Exercise - Transcribe the listing in full, excluding any pictures.

Information provided -
***

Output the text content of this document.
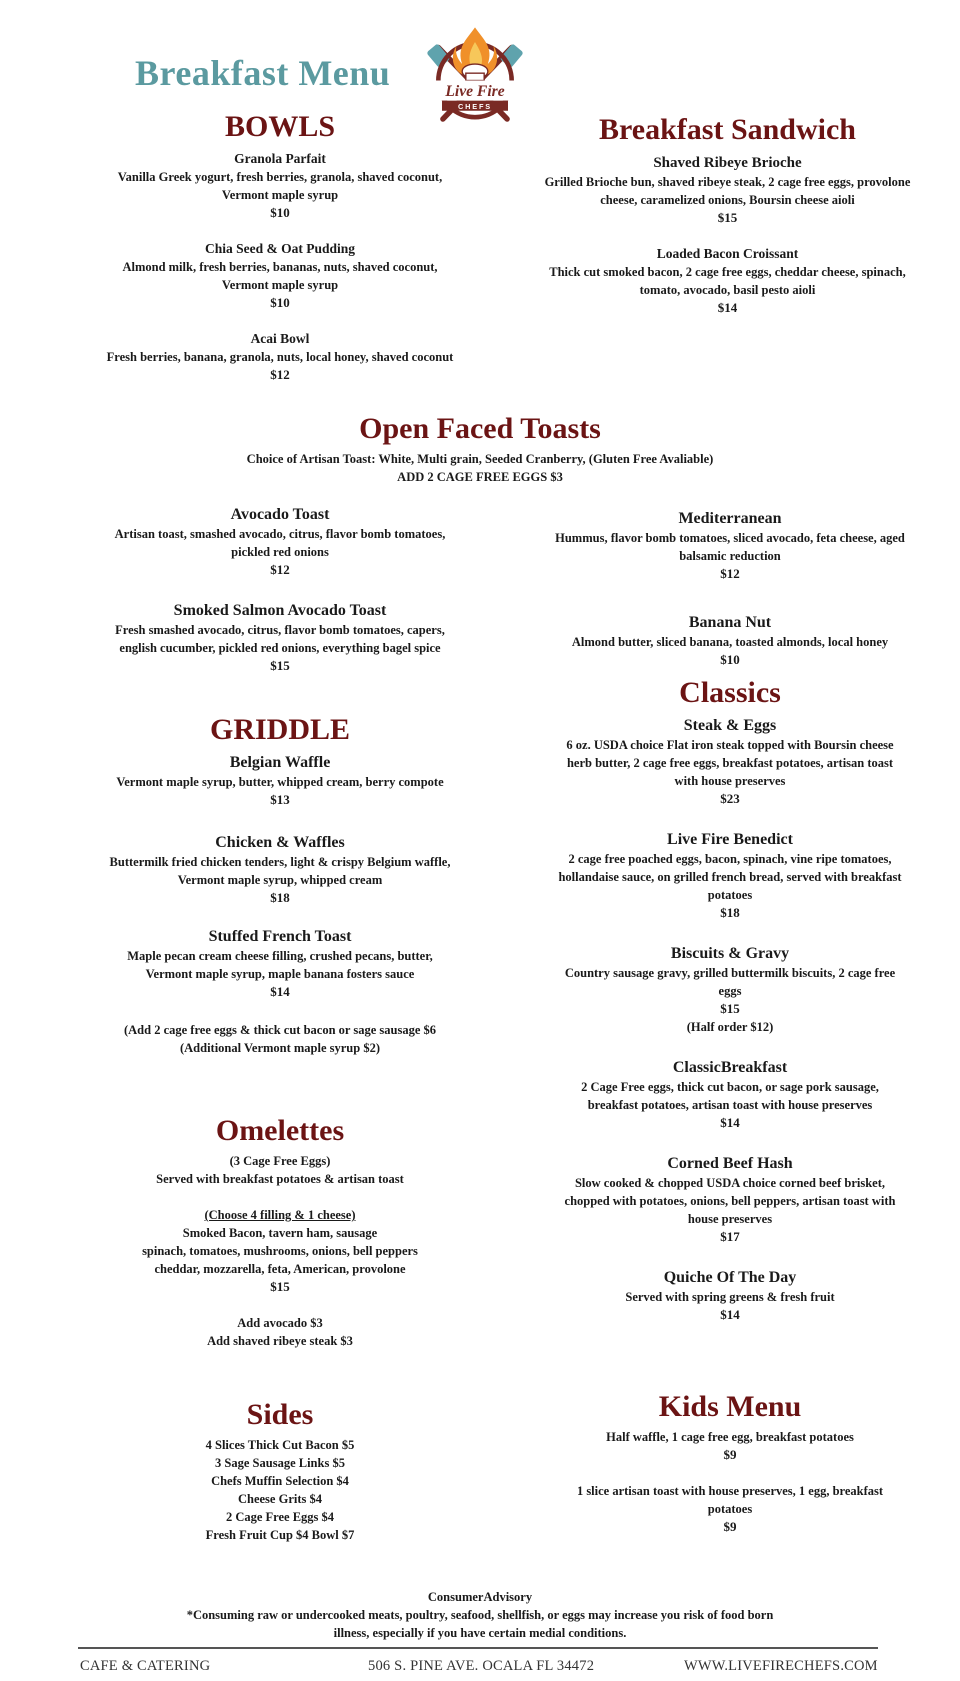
Breakfast Menu	Live Fire
CHEFS
BOWLS

Granola Parfait

Vanilla Greek yogurt, fresh berries, granola, shaved coconut,

Vermont maple syrup

$10

Chia Seed & Oat Pudding

Almond milk, fresh berries, bananas, nuts, shaved coconut,

Vermont maple syrup

$10

Acai Bowl

Fresh berries, banana, granola, nuts, local honey, shaved coconut

$12

Breakfast Sandwich

Shaved Ribeye Brioche

Grilled Brioche bun, shaved ribeye steak, 2 cage free eggs, provolone

cheese, caramelized onions, Boursin cheese aioli

$15

Loaded Bacon Croissant

Thick cut smoked bacon, 2 cage free eggs, cheddar cheese, spinach,

tomato, avocado, basil pesto aioli

$14

Open Faced Toasts

Choice of Artisan Toast: White, Multi grain, Seeded Cranberry, (Gluten Free Avaliable)

ADD 2 CAGE FREE EGGS $3

Avocado Toast

Artisan toast, smashed avocado, citrus, flavor bomb tomatoes,

pickled red onions

$12

Smoked Salmon Avocado Toast

Fresh smashed avocado, citrus, flavor bomb tomatoes, capers,

english cucumber, pickled red onions, everything bagel spice

$15

Mediterranean

Hummus, flavor bomb tomatoes, sliced avocado, feta cheese, aged

balsamic reduction

$12

Banana Nut

Almond butter, sliced banana, toasted almonds, local honey

$10

GRIDDLE

Belgian Waffle

Vermont maple syrup, butter, whipped cream, berry compote

$13

Chicken & Waffles

Buttermilk fried chicken tenders, light & crispy Belgium waffle,

Vermont maple syrup, whipped cream

$18

Stuffed French Toast

Maple pecan cream cheese filling, crushed pecans, butter,

Vermont maple syrup, maple banana fosters sauce

$14

(Add 2 cage free eggs & thick cut bacon or sage sausage $6

(Additional Vermont maple syrup $2)

Classics

Steak & Eggs

6 oz. USDA choice Flat iron steak topped with Boursin cheese

herb butter, 2 cage free eggs, breakfast potatoes, artisan toast

with house preserves

$23

Live Fire Benedict

2 cage free poached eggs, bacon, spinach, vine ripe tomatoes,

hollandaise sauce, on grilled french bread, served with breakfast

potatoes

$18

Biscuits & Gravy

Country sausage gravy, grilled buttermilk biscuits, 2 cage free

eggs

$15

(Half order $12)

ClassicBreakfast

2 Cage Free eggs, thick cut bacon, or sage pork sausage,

breakfast potatoes, artisan toast with house preserves

$14

Corned Beef Hash

Slow cooked & chopped USDA choice corned beef brisket,

chopped with potatoes, onions, bell peppers, artisan toast with

house preserves

$17

Quiche Of The Day

Served with spring greens & fresh fruit

$14

Omelettes

(3 Cage Free Eggs)

Served with breakfast potatoes & artisan toast

(Choose 4 filling & 1 cheese)

Smoked Bacon, tavern ham, sausage

spinach, tomatoes, mushrooms, onions, bell peppers

cheddar, mozzarella, feta, American, provolone

$15

Add avocado $3

Add shaved ribeye steak $3

Sides

4 Slices Thick Cut Bacon $5

3 Sage Sausage Links $5

Chefs Muffin Selection $4

Cheese Grits $4

2 Cage Free Eggs $4

Fresh Fruit Cup $4 Bowl $7

Kids Menu

Half waffle, 1 cage free egg, breakfast potatoes

$9

1 slice artisan toast with house preserves, 1 egg, breakfast

potatoes

$9

ConsumerAdvisory

*Consuming raw or undercooked meats, poultry, seafood, shellfish, or eggs may increase you risk of food born

illness, especially if you have certain medial conditions.

CAFE & CATERING	506 S. PINE AVE. OCALA FL 34472	WWW.LIVEFIRECHEFS.COM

***

Correct output -
Output the text content of this document.
Breakfast Menu	Live Fire
CHEFS
BOWLS

Granola Parfait

Vanilla Greek yogurt, fresh berries, granola, shaved coconut,

Vermont maple syrup

$10

Chia Seed & Oat Pudding

Almond milk, fresh berries, bananas, nuts, shaved coconut,

Vermont maple syrup

$10

Acai Bowl

Fresh berries, banana, granola, nuts, local honey, shaved coconut

$12

Breakfast Sandwich

Shaved Ribeye Brioche

Grilled Brioche bun, shaved ribeye steak, 2 cage free eggs, provolone

cheese, caramelized onions, Boursin cheese aioli

$15

Loaded Bacon Croissant

Thick cut smoked bacon, 2 cage free eggs, cheddar cheese, spinach,

tomato, avocado, basil pesto aioli

$14

Open Faced Toasts

Choice of Artisan Toast: White, Multi grain, Seeded Cranberry, (Gluten Free Avaliable)

ADD 2 CAGE FREE EGGS $3

Avocado Toast

Artisan toast, smashed avocado, citrus, flavor bomb tomatoes,

pickled red onions

$12

Smoked Salmon Avocado Toast

Fresh smashed avocado, citrus, flavor bomb tomatoes, capers,

english cucumber, pickled red onions, everything bagel spice

$15

Mediterranean

Hummus, flavor bomb tomatoes, sliced avocado, feta cheese, aged

balsamic reduction

$12

Banana Nut

Almond butter, sliced banana, toasted almonds, local honey

$10

GRIDDLE

Belgian Waffle

Vermont maple syrup, butter, whipped cream, berry compote

$13

Chicken & Waffles

Buttermilk fried chicken tenders, light & crispy Belgium waffle,

Vermont maple syrup, whipped cream

$18

Stuffed French Toast

Maple pecan cream cheese filling, crushed pecans, butter,

Vermont maple syrup, maple banana fosters sauce

$14

(Add 2 cage free eggs & thick cut bacon or sage sausage $6

(Additional Vermont maple syrup $2)

Classics

Steak & Eggs

6 oz. USDA choice Flat iron steak topped with Boursin cheese

herb butter, 2 cage free eggs, breakfast potatoes, artisan toast

with house preserves

$23

Live Fire Benedict

2 cage free poached eggs, bacon, spinach, vine ripe tomatoes,

hollandaise sauce, on grilled french bread, served with breakfast

potatoes

$18

Biscuits & Gravy

Country sausage gravy, grilled buttermilk biscuits, 2 cage free

eggs

$15

(Half order $12)

ClassicBreakfast

2 Cage Free eggs, thick cut bacon, or sage pork sausage,

breakfast potatoes, artisan toast with house preserves

$14

Corned Beef Hash

Slow cooked & chopped USDA choice corned beef brisket,

chopped with potatoes, onions, bell peppers, artisan toast with

house preserves

$17

Quiche Of The Day

Served with spring greens & fresh fruit

$14

Omelettes

(3 Cage Free Eggs)

Served with breakfast potatoes & artisan toast

(Choose 4 filling & 1 cheese)

Smoked Bacon, tavern ham, sausage

spinach, tomatoes, mushrooms, onions, bell peppers

cheddar, mozzarella, feta, American, provolone

$15

Add avocado $3

Add shaved ribeye steak $3

Sides

4 Slices Thick Cut Bacon $5

3 Sage Sausage Links $5

Chefs Muffin Selection $4

Cheese Grits $4

2 Cage Free Eggs $4

Fresh Fruit Cup $4 Bowl $7

Kids Menu

Half waffle, 1 cage free egg, breakfast potatoes

$9

1 slice artisan toast with house preserves, 1 egg, breakfast

potatoes

$9

ConsumerAdvisory

*Consuming raw or undercooked meats, poultry, seafood, shellfish, or eggs may increase you risk of food born

illness, especially if you have certain medial conditions.

CAFE & CATERING	506 S. PINE AVE. OCALA FL 34472	WWW.LIVEFIRECHEFS.COM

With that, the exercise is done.